Where a line contains the string "labels", copy that line.

-- Data entries for graphics --
:::

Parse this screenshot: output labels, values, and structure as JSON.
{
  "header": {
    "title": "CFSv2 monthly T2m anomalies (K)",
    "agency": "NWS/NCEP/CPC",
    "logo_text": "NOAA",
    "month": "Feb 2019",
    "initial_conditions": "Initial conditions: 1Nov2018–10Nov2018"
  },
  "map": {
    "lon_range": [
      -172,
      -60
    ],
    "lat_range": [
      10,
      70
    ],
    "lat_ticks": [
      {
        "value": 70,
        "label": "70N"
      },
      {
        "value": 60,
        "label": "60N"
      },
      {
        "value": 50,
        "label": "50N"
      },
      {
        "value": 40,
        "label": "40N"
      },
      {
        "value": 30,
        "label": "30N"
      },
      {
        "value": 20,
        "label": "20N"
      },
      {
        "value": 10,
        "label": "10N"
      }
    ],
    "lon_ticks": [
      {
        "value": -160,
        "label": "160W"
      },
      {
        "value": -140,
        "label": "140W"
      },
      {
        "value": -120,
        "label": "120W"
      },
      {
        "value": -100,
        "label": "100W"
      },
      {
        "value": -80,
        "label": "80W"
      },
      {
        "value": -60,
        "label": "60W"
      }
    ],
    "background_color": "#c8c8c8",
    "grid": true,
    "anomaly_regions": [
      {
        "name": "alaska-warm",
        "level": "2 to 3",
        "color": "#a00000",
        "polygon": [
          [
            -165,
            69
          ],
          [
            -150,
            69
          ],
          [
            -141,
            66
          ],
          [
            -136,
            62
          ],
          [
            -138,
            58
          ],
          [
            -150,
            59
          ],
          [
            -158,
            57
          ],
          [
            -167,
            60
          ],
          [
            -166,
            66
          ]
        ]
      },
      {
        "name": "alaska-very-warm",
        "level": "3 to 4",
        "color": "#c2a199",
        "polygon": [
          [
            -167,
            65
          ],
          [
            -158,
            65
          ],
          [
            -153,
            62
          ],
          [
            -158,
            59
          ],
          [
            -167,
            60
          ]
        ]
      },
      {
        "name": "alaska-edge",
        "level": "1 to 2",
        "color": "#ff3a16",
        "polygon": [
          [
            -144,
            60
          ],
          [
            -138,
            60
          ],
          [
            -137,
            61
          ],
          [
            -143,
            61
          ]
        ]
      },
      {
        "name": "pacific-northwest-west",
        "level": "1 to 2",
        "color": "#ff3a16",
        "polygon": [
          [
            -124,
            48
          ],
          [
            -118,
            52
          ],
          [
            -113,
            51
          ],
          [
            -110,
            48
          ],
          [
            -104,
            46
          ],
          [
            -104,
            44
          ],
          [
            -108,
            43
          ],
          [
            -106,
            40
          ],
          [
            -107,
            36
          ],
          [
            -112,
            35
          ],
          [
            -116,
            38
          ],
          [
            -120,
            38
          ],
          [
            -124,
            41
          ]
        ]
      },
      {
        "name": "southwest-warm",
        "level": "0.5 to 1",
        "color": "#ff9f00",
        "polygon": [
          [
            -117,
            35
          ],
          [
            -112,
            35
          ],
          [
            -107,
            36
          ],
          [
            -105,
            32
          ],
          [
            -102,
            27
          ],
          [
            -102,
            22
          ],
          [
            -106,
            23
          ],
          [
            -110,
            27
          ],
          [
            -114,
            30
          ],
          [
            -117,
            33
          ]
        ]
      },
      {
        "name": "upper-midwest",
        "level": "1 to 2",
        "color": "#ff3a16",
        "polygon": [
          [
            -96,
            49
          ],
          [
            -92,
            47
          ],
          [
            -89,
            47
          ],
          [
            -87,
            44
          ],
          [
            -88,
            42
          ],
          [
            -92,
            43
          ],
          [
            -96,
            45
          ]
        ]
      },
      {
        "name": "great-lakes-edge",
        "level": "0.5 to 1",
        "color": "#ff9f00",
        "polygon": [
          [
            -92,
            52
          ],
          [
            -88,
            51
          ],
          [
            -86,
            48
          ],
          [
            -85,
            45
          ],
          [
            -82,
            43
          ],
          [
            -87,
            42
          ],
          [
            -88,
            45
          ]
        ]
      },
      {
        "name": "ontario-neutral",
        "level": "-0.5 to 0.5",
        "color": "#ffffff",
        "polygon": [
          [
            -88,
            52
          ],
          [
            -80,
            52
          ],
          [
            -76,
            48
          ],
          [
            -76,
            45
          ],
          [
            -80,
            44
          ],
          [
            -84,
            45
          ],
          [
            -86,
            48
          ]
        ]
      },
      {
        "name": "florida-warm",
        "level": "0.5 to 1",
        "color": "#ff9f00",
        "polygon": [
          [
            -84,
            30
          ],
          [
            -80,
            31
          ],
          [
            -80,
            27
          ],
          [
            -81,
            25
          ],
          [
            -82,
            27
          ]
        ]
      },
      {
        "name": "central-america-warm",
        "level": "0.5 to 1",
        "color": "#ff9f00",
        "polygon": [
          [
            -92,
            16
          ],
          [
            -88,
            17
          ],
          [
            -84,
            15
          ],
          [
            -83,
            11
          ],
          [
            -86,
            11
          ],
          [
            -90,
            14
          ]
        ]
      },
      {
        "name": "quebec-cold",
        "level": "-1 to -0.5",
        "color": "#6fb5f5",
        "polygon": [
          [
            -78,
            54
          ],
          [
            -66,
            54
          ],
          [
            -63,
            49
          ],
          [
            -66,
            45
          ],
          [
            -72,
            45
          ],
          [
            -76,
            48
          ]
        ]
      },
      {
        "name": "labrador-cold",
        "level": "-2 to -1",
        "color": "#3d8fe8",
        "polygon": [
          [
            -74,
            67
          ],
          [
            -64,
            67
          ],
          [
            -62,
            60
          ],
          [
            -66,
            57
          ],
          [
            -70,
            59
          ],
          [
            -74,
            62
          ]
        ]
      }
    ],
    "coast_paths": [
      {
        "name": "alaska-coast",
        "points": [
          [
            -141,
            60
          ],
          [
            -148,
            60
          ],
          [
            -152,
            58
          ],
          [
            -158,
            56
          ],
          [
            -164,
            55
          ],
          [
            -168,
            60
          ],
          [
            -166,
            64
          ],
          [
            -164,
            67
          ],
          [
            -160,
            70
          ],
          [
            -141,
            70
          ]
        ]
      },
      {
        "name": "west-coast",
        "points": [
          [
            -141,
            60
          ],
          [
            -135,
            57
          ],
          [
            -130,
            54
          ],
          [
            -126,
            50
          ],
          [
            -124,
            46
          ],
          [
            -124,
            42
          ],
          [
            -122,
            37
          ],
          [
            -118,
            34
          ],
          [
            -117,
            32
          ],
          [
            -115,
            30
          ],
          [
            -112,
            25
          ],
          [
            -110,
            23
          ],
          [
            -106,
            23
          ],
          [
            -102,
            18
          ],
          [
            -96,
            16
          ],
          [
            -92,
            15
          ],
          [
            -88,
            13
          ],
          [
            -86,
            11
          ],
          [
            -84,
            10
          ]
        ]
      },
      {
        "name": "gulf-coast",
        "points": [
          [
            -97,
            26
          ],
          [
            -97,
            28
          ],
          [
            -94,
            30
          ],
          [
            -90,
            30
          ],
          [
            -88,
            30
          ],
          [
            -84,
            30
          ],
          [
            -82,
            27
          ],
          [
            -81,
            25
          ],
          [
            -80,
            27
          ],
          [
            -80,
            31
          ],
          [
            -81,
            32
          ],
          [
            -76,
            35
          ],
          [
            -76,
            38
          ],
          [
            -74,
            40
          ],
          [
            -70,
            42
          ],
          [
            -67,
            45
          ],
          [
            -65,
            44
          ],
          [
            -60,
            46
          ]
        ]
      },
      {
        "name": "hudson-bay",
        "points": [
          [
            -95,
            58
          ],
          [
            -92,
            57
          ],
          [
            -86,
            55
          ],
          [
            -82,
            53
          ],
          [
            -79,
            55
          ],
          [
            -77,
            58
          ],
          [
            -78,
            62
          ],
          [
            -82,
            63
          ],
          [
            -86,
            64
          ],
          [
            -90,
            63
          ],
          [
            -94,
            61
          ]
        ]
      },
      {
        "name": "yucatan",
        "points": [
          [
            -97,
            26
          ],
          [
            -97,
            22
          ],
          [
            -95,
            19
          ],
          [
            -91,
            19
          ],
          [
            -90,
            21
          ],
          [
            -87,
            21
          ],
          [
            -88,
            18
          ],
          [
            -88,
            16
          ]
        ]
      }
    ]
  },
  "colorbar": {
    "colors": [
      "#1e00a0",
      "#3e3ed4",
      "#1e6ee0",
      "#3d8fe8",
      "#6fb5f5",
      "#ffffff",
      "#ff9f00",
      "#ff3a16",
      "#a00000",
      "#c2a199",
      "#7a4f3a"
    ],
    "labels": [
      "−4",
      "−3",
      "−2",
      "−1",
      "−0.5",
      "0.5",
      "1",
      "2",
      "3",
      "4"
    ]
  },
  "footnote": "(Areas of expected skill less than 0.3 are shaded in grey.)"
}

:::

-- WORKED ANSWER --
Parse this screenshot: output labels, values, and structure as JSON.
    "labels": [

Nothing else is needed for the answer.